*The exercise*:
In the entries below, count every line containing "Compliance". Reply with the number alone.
◆ ◆ ◆ ◆ ◆
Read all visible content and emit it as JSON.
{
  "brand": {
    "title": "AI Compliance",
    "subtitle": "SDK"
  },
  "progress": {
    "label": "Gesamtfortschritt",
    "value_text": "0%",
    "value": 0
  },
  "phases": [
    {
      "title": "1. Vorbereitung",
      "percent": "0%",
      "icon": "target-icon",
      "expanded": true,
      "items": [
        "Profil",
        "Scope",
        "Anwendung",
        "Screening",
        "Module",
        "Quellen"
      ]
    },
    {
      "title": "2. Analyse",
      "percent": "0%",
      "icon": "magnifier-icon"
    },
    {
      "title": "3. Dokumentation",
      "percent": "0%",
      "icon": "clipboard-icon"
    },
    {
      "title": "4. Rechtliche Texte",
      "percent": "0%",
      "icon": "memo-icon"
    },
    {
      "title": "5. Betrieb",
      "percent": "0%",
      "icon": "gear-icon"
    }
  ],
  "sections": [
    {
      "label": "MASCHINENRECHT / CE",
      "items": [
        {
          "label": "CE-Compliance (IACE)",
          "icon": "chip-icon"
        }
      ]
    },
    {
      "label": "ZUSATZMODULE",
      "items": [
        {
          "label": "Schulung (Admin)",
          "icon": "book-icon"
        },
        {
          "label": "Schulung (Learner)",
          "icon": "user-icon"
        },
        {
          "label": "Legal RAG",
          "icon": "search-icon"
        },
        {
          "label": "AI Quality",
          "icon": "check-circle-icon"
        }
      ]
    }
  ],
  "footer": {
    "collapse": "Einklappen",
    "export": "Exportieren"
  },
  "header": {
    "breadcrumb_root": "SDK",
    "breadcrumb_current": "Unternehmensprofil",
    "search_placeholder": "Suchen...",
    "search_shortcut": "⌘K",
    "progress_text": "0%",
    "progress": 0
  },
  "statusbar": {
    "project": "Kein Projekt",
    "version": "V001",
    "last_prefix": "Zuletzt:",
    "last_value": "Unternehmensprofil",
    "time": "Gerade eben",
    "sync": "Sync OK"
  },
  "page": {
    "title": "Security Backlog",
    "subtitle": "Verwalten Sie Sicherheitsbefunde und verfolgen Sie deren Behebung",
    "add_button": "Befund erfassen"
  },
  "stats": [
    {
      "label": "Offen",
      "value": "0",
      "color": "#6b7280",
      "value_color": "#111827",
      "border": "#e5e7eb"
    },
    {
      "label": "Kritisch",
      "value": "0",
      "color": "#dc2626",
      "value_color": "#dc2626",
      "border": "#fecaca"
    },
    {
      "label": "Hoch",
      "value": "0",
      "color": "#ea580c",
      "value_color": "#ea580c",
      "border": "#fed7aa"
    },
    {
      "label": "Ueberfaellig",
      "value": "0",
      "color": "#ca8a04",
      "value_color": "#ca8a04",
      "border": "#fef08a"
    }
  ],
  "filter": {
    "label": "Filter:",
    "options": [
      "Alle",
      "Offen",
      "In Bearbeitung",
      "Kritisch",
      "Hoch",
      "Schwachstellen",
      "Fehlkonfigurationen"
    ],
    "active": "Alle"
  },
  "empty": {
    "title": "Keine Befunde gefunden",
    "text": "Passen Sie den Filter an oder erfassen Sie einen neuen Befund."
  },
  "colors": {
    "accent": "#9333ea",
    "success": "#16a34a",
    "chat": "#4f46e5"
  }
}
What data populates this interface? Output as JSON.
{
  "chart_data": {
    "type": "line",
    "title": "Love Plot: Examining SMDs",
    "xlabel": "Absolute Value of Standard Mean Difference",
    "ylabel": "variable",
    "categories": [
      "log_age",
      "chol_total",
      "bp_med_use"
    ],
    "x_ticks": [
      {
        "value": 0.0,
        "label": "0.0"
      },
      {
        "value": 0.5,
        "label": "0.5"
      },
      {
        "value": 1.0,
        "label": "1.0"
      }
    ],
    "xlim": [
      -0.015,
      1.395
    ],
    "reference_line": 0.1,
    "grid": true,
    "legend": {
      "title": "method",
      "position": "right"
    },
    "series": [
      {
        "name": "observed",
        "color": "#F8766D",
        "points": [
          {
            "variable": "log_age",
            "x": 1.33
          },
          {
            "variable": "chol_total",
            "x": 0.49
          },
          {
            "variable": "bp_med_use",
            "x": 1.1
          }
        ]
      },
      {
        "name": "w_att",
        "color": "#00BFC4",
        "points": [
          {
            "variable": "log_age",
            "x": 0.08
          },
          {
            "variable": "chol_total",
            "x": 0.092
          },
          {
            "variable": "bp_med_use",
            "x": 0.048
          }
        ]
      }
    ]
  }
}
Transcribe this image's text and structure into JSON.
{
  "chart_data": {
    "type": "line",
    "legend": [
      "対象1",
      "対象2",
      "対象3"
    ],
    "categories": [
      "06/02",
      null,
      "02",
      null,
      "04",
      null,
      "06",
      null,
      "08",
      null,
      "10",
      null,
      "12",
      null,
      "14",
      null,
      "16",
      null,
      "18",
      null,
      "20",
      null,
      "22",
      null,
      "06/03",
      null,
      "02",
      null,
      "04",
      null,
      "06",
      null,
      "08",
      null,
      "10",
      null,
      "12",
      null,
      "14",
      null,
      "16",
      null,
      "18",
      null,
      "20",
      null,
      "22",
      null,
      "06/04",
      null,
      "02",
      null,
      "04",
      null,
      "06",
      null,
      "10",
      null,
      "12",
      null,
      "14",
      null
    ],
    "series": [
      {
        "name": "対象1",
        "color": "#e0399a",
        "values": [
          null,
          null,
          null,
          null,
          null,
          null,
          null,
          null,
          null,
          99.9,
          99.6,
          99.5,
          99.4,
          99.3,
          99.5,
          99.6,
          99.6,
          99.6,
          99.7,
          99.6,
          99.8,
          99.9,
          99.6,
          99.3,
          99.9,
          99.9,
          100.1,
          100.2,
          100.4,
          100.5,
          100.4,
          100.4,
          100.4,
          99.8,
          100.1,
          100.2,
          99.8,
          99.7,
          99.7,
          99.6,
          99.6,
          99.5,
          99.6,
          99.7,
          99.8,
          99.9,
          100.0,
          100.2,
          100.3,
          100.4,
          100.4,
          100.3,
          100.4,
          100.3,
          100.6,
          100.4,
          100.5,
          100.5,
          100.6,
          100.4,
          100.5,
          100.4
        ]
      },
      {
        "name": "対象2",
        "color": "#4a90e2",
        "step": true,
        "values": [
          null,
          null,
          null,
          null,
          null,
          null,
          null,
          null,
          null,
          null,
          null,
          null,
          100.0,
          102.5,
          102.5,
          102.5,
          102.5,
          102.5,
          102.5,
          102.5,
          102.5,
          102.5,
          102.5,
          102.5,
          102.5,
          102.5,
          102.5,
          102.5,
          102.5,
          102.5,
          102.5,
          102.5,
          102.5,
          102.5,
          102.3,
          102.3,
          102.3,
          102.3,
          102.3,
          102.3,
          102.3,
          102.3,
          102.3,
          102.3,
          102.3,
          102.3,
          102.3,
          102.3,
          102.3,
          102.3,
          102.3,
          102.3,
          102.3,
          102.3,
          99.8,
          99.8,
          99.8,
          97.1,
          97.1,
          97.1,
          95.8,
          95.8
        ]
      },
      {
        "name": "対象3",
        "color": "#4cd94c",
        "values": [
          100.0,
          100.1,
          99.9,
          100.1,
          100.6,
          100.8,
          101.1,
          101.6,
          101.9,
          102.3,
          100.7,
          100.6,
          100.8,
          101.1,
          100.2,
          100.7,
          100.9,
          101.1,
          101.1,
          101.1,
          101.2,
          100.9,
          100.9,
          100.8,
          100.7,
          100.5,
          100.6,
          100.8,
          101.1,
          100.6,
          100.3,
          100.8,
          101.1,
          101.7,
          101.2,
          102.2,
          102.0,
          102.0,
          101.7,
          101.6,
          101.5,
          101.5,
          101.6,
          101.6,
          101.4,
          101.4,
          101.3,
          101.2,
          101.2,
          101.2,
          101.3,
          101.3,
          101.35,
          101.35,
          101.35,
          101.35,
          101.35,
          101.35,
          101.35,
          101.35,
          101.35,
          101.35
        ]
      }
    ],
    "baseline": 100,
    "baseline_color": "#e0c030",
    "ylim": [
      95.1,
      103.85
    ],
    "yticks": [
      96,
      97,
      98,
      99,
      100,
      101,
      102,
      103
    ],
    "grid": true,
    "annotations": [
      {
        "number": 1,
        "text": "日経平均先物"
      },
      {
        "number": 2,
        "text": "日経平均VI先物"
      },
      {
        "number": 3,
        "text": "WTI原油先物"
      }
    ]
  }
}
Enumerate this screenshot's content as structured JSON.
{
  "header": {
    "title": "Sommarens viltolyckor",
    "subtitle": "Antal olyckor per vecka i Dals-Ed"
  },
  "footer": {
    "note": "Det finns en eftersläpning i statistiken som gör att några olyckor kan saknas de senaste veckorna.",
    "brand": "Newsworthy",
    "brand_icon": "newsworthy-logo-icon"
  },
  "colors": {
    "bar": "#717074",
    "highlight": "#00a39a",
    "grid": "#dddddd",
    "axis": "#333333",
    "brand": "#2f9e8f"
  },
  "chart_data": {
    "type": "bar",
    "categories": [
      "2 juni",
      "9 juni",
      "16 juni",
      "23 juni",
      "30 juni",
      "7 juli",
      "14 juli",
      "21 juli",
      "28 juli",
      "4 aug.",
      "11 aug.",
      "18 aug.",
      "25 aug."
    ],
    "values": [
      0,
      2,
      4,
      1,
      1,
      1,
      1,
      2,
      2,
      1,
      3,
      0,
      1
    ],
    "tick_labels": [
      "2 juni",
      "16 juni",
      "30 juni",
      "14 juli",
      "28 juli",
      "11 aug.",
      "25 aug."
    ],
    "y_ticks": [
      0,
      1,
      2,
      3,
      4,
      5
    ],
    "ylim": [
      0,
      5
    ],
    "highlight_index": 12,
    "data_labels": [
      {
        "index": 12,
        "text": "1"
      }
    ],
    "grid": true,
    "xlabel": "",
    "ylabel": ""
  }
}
◆ ◆ ◆ ◆ ◆
*Worked solution*:
2